THE PROBLEM » Copy every record below exactly.

(Source records)
— START —

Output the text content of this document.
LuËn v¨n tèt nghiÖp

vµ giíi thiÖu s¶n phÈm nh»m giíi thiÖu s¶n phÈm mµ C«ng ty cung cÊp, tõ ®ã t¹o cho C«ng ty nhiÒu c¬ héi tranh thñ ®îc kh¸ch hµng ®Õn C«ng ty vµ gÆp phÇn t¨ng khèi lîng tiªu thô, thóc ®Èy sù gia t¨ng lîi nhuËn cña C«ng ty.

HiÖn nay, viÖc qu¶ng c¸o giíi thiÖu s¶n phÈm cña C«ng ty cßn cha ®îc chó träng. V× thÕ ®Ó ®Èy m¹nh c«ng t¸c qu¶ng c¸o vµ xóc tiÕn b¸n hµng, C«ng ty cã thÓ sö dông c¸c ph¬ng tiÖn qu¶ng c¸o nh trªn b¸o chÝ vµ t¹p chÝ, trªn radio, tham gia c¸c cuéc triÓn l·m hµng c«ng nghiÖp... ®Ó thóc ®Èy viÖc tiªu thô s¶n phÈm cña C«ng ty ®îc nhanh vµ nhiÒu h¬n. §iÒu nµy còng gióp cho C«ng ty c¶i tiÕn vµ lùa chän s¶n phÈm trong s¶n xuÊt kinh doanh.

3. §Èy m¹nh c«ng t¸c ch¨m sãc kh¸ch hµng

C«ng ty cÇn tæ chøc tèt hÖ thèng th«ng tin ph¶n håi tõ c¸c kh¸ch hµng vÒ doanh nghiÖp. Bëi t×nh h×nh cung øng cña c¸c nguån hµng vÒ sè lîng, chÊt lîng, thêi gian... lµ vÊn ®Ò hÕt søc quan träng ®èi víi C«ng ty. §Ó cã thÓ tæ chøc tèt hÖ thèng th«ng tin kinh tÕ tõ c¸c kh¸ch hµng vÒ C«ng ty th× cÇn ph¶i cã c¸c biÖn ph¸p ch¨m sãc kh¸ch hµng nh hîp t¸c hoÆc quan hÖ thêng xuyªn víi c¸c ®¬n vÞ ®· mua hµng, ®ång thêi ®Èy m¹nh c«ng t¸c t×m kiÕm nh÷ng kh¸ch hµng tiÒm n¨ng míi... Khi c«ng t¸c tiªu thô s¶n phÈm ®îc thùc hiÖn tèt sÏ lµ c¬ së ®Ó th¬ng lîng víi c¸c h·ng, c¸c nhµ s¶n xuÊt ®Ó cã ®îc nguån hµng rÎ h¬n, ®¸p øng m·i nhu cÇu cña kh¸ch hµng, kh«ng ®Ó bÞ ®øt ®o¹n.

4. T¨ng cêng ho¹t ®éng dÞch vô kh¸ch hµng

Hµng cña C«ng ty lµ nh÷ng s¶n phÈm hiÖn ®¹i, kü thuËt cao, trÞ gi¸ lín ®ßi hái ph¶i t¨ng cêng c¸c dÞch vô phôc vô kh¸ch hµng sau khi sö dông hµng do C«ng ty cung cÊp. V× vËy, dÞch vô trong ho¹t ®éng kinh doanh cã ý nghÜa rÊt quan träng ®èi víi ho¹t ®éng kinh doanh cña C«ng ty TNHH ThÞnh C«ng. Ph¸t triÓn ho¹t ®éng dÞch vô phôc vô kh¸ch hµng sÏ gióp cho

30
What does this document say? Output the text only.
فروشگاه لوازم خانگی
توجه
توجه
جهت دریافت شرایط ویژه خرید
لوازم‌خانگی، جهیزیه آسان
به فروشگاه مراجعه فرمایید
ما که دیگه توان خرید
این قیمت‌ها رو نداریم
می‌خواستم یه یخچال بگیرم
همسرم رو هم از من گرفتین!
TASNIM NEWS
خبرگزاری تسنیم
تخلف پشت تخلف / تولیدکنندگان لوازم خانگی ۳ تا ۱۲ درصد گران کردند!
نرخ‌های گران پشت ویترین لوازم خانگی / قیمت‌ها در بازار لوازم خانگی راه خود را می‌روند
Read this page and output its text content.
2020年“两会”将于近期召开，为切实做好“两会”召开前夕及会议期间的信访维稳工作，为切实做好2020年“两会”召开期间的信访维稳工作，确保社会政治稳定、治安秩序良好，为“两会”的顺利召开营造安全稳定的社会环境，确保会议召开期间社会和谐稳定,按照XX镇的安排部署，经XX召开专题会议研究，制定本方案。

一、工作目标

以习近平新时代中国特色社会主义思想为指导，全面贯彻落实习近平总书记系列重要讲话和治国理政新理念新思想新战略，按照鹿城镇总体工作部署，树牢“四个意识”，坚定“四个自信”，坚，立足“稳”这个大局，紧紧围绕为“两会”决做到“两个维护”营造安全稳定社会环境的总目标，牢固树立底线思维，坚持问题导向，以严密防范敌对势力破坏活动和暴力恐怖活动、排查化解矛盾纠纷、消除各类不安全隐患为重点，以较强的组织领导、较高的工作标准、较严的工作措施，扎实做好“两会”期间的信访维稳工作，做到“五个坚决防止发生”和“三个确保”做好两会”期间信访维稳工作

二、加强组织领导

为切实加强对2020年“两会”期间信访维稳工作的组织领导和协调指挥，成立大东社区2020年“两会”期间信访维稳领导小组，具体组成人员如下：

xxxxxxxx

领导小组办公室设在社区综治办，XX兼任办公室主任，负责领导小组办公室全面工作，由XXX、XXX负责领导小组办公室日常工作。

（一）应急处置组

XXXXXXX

— END —

RESPONSE TO THE EXERCISE »
Output the text content of this document.
LuËn v¨n tèt nghiÖp

vµ giíi thiÖu s¶n phÈm nh»m giíi thiÖu s¶n phÈm mµ C«ng ty cung cÊp, tõ ®ã t¹o cho C«ng ty nhiÒu c¬ héi tranh thñ ®îc kh¸ch hµng ®Õn C«ng ty vµ gÆp phÇn t¨ng khèi lîng tiªu thô, thóc ®Èy sù gia t¨ng lîi nhuËn cña C«ng ty.

HiÖn nay, viÖc qu¶ng c¸o giíi thiÖu s¶n phÈm cña C«ng ty cßn cha ®îc chó träng. V× thÕ ®Ó ®Èy m¹nh c«ng t¸c qu¶ng c¸o vµ xóc tiÕn b¸n hµng, C«ng ty cã thÓ sö dông c¸c ph¬ng tiÖn qu¶ng c¸o nh trªn b¸o chÝ vµ t¹p chÝ, trªn radio, tham gia c¸c cuéc triÓn l·m hµng c«ng nghiÖp... ®Ó thóc ®Èy viÖc tiªu thô s¶n phÈm cña C«ng ty ®îc nhanh vµ nhiÒu h¬n. §iÒu nµy còng gióp cho C«ng ty c¶i tiÕn vµ lùa chän s¶n phÈm trong s¶n xuÊt kinh doanh.

3. §Èy m¹nh c«ng t¸c ch¨m sãc kh¸ch hµng

C«ng ty cÇn tæ chøc tèt hÖ thèng th«ng tin ph¶n håi tõ c¸c kh¸ch hµng vÒ doanh nghiÖp. Bëi t×nh h×nh cung øng cña c¸c nguån hµng vÒ sè lîng, chÊt lîng, thêi gian... lµ vÊn ®Ò hÕt søc quan träng ®èi víi C«ng ty. §Ó cã thÓ tæ chøc tèt hÖ thèng th«ng tin kinh tÕ tõ c¸c kh¸ch hµng vÒ C«ng ty th× cÇn ph¶i cã c¸c biÖn ph¸p ch¨m sãc kh¸ch hµng nh hîp t¸c hoÆc quan hÖ thêng xuyªn víi c¸c ®¬n vÞ ®· mua hµng, ®ång thêi ®Èy m¹nh c«ng t¸c t×m kiÕm nh÷ng kh¸ch hµng tiÒm n¨ng míi... Khi c«ng t¸c tiªu thô s¶n phÈm ®îc thùc hiÖn tèt sÏ lµ c¬ së ®Ó th¬ng lîng víi c¸c h·ng, c¸c nhµ s¶n xuÊt ®Ó cã ®îc nguån hµng rÎ h¬n, ®¸p øng m·i nhu cÇu cña kh¸ch hµng, kh«ng ®Ó bÞ ®øt ®o¹n.

4. T¨ng cêng ho¹t ®éng dÞch vô kh¸ch hµng

Hµng cña C«ng ty lµ nh÷ng s¶n phÈm hiÖn ®¹i, kü thuËt cao, trÞ gi¸ lín ®ßi hái ph¶i t¨ng cêng c¸c dÞch vô phôc vô kh¸ch hµng sau khi sö dông hµng do C«ng ty cung cÊp. V× vËy, dÞch vô trong ho¹t ®éng kinh doanh cã ý nghÜa rÊt quan träng ®èi víi ho¹t ®éng kinh doanh cña C«ng ty TNHH ThÞnh C«ng. Ph¸t triÓn ho¹t ®éng dÞch vô phôc vô kh¸ch hµng sÏ gióp cho

30
What does this document say? Output the text only.
فروشگاه لوازم خانگی
توجه
توجه
جهت دریافت شرایط ویژه خرید
لوازم‌خانگی، جهیزیه آسان
به فروشگاه مراجعه فرمایید
ما که دیگه توان خرید
این قیمت‌ها رو نداریم
می‌خواستم یه یخچال بگیرم
همسرم رو هم از من گرفتین!
TASNIM NEWS
خبرگزاری تسنیم
تخلف پشت تخلف / تولیدکنندگان لوازم خانگی ۳ تا ۱۲ درصد گران کردند!
نرخ‌های گران پشت ویترین لوازم خانگی / قیمت‌ها در بازار لوازم خانگی راه خود را می‌روند
Read this page and output its text content.
2020年“两会”将于近期召开，为切实做好“两会”召开前夕及会议期间的信访维稳工作，为切实做好2020年“两会”召开期间的信访维稳工作，确保社会政治稳定、治安秩序良好，为“两会”的顺利召开营造安全稳定的社会环境，确保会议召开期间社会和谐稳定,按照XX镇的安排部署，经XX召开专题会议研究，制定本方案。

一、工作目标

以习近平新时代中国特色社会主义思想为指导，全面贯彻落实习近平总书记系列重要讲话和治国理政新理念新思想新战略，按照鹿城镇总体工作部署，树牢“四个意识”，坚定“四个自信”，坚，立足“稳”这个大局，紧紧围绕为“两会”决做到“两个维护”营造安全稳定社会环境的总目标，牢固树立底线思维，坚持问题导向，以严密防范敌对势力破坏活动和暴力恐怖活动、排查化解矛盾纠纷、消除各类不安全隐患为重点，以较强的组织领导、较高的工作标准、较严的工作措施，扎实做好“两会”期间的信访维稳工作，做到“五个坚决防止发生”和“三个确保”做好两会”期间信访维稳工作

二、加强组织领导

为切实加强对2020年“两会”期间信访维稳工作的组织领导和协调指挥，成立大东社区2020年“两会”期间信访维稳领导小组，具体组成人员如下：

xxxxxxxx

领导小组办公室设在社区综治办，XX兼任办公室主任，负责领导小组办公室全面工作，由XXX、XXX负责领导小组办公室日常工作。

（一）应急处置组

XXXXXXX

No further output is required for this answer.